* THE REQUEST: Exclude images, then output the remaining data verbatim.

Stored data
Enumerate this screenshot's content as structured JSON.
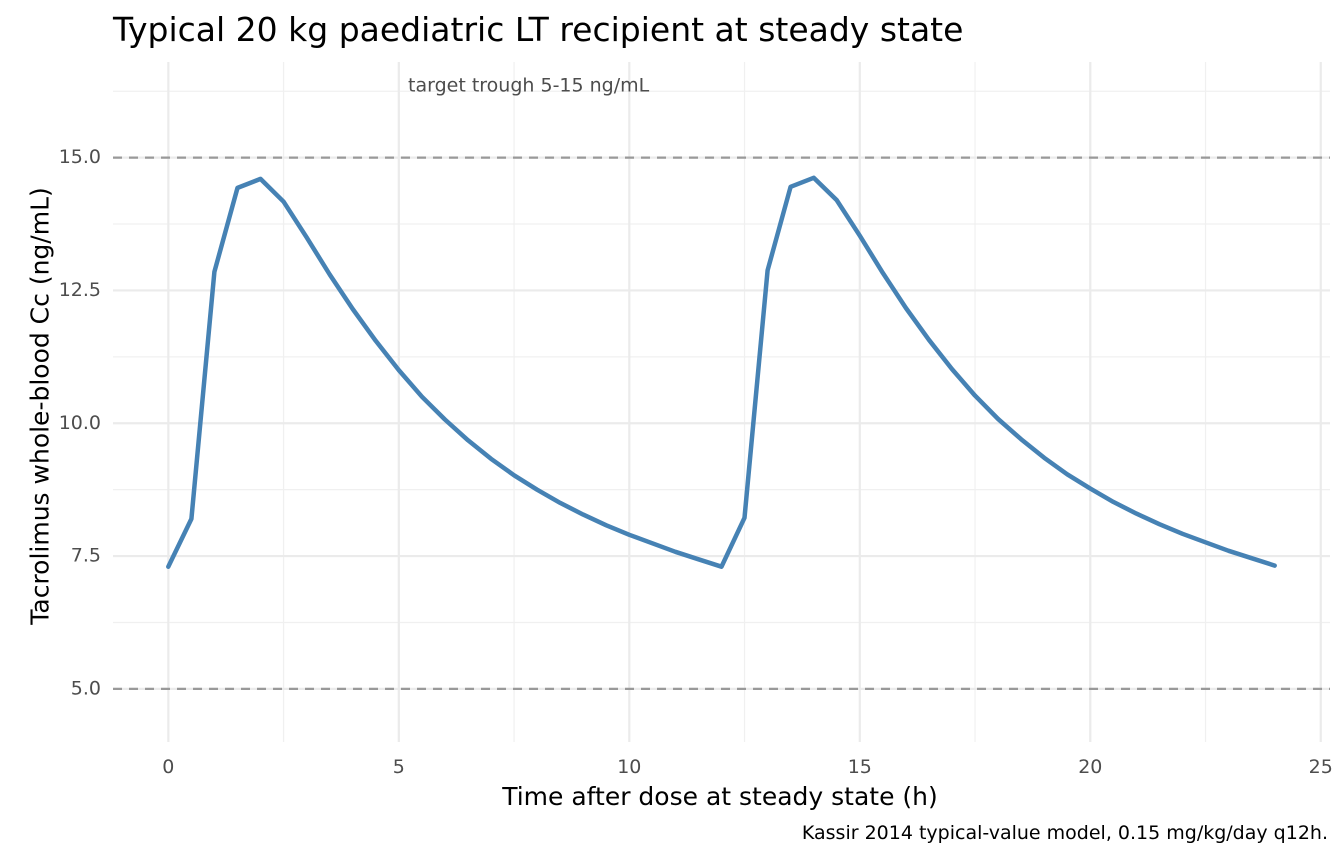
{
  "title": "Typical 20 kg paediatric LT recipient at steady state",
  "caption": "Kassir 2014 typical-value model, 0.15 mg/kg/day q12h.",
  "chart_data": {
    "type": "line",
    "title": "Typical 20 kg paediatric LT recipient at steady state",
    "xlabel": "Time after dose at steady state (h)",
    "ylabel": "Tacrolimus whole-blood Cc (ng/mL)",
    "xlim": [
      -1.2,
      25.2
    ],
    "ylim": [
      4.0,
      16.8
    ],
    "x_ticks": [
      0,
      5,
      10,
      15,
      20,
      25
    ],
    "x_tick_labels": [
      "0",
      "5",
      "10",
      "15",
      "20",
      "25"
    ],
    "y_ticks": [
      5.0,
      7.5,
      10.0,
      12.5,
      15.0
    ],
    "y_tick_labels": [
      "5.0",
      "7.5",
      "10.0",
      "12.5",
      "15.0"
    ],
    "grid": true,
    "legend": "none",
    "series": [
      {
        "color": "#4682B4",
        "x": [
          0,
          0.5,
          1,
          1.5,
          2,
          2.5,
          3,
          3.5,
          4,
          4.5,
          5,
          5.5,
          6,
          6.5,
          7,
          7.5,
          8,
          8.5,
          9,
          9.5,
          10,
          10.5,
          11,
          11.5,
          12,
          12.5,
          13,
          13.5,
          14,
          14.5,
          15,
          15.5,
          16,
          16.5,
          17,
          17.5,
          18,
          18.5,
          19,
          19.5,
          20,
          20.5,
          21,
          21.5,
          22,
          22.5,
          23,
          23.5,
          24
        ],
        "y": [
          7.3,
          8.2,
          12.85,
          14.43,
          14.6,
          14.17,
          13.5,
          12.8,
          12.15,
          11.55,
          11.0,
          10.5,
          10.07,
          9.68,
          9.33,
          9.02,
          8.75,
          8.5,
          8.28,
          8.08,
          7.9,
          7.74,
          7.58,
          7.44,
          7.3,
          8.22,
          12.88,
          14.45,
          14.62,
          14.2,
          13.53,
          12.83,
          12.17,
          11.57,
          11.02,
          10.52,
          10.08,
          9.7,
          9.35,
          9.04,
          8.77,
          8.52,
          8.3,
          8.1,
          7.92,
          7.76,
          7.6,
          7.46,
          7.32
        ]
      }
    ],
    "reference_lines": [
      {
        "axis": "y",
        "value": 5.0,
        "style": "dashed",
        "color": "#999999"
      },
      {
        "axis": "y",
        "value": 15.0,
        "style": "dashed",
        "color": "#999999"
      }
    ],
    "annotations": [
      {
        "text": "target trough 5-15 ng/mL",
        "x": 5.2,
        "y": 16.35
      }
    ]
  }
}
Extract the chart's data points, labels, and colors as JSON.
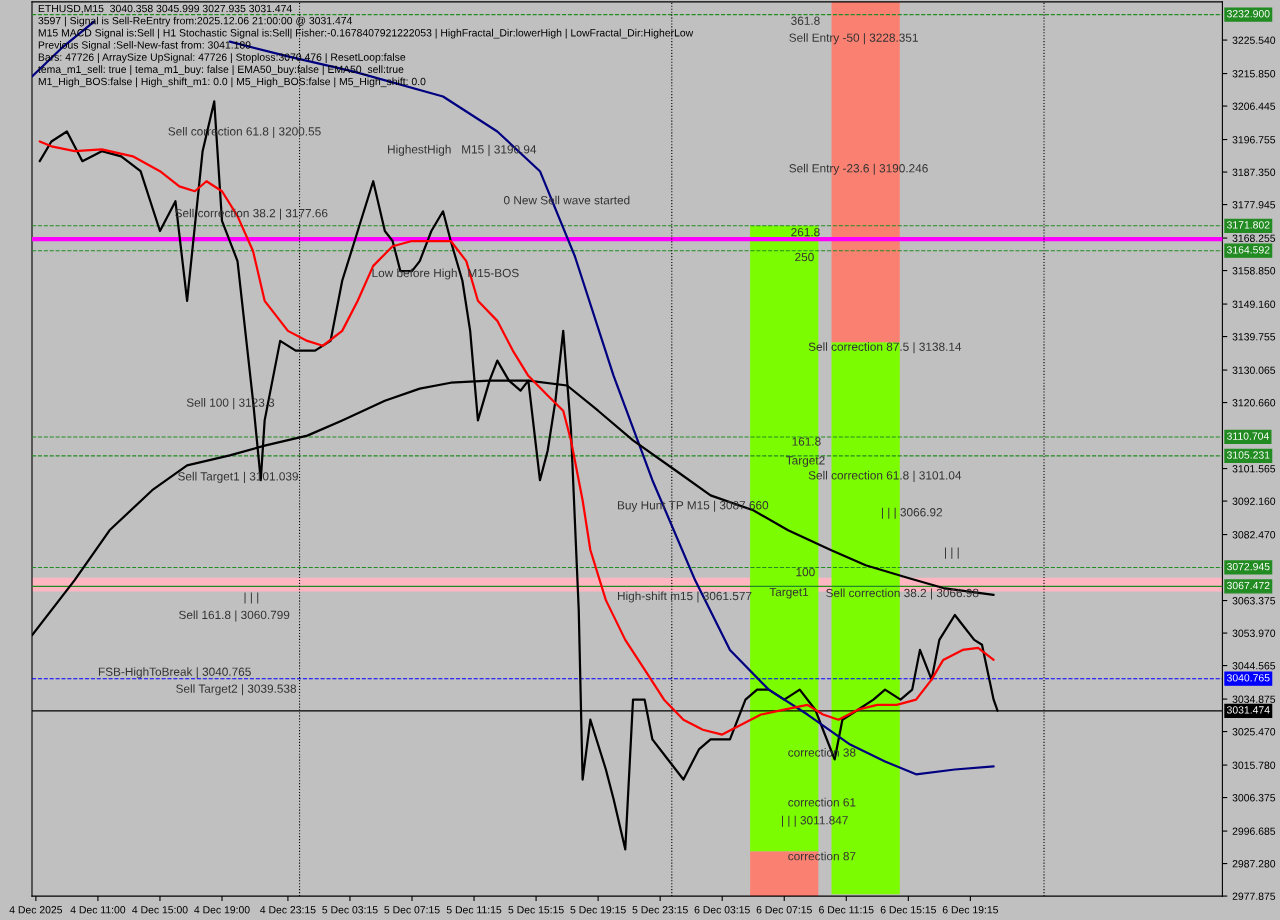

* EXERCISE OUTPUT:
Enumerate this screenshot's content as structured JSON.
{
  "title": "Typical 20 kg paediatric LT recipient at steady state",
  "caption": "Kassir 2014 typical-value model, 0.15 mg/kg/day q12h.",
  "chart_data": {
    "type": "line",
    "title": "Typical 20 kg paediatric LT recipient at steady state",
    "xlabel": "Time after dose at steady state (h)",
    "ylabel": "Tacrolimus whole-blood Cc (ng/mL)",
    "xlim": [
      -1.2,
      25.2
    ],
    "ylim": [
      4.0,
      16.8
    ],
    "x_ticks": [
      0,
      5,
      10,
      15,
      20,
      25
    ],
    "x_tick_labels": [
      "0",
      "5",
      "10",
      "15",
      "20",
      "25"
    ],
    "y_ticks": [
      5.0,
      7.5,
      10.0,
      12.5,
      15.0
    ],
    "y_tick_labels": [
      "5.0",
      "7.5",
      "10.0",
      "12.5",
      "15.0"
    ],
    "grid": true,
    "legend": "none",
    "series": [
      {
        "color": "#4682B4",
        "x": [
          0,
          0.5,
          1,
          1.5,
          2,
          2.5,
          3,
          3.5,
          4,
          4.5,
          5,
          5.5,
          6,
          6.5,
          7,
          7.5,
          8,
          8.5,
          9,
          9.5,
          10,
          10.5,
          11,
          11.5,
          12,
          12.5,
          13,
          13.5,
          14,
          14.5,
          15,
          15.5,
          16,
          16.5,
          17,
          17.5,
          18,
          18.5,
          19,
          19.5,
          20,
          20.5,
          21,
          21.5,
          22,
          22.5,
          23,
          23.5,
          24
        ],
        "y": [
          7.3,
          8.2,
          12.85,
          14.43,
          14.6,
          14.17,
          13.5,
          12.8,
          12.15,
          11.55,
          11.0,
          10.5,
          10.07,
          9.68,
          9.33,
          9.02,
          8.75,
          8.5,
          8.28,
          8.08,
          7.9,
          7.74,
          7.58,
          7.44,
          7.3,
          8.22,
          12.88,
          14.45,
          14.62,
          14.2,
          13.53,
          12.83,
          12.17,
          11.57,
          11.02,
          10.52,
          10.08,
          9.7,
          9.35,
          9.04,
          8.77,
          8.52,
          8.3,
          8.1,
          7.92,
          7.76,
          7.6,
          7.46,
          7.32
        ]
      }
    ],
    "reference_lines": [
      {
        "axis": "y",
        "value": 5.0,
        "style": "dashed",
        "color": "#999999"
      },
      {
        "axis": "y",
        "value": 15.0,
        "style": "dashed",
        "color": "#999999"
      }
    ],
    "annotations": [
      {
        "text": "target trough 5-15 ng/mL",
        "x": 5.2,
        "y": 16.35
      }
    ]
  }
}
Extract the chart's data points, labels, and colors as JSON.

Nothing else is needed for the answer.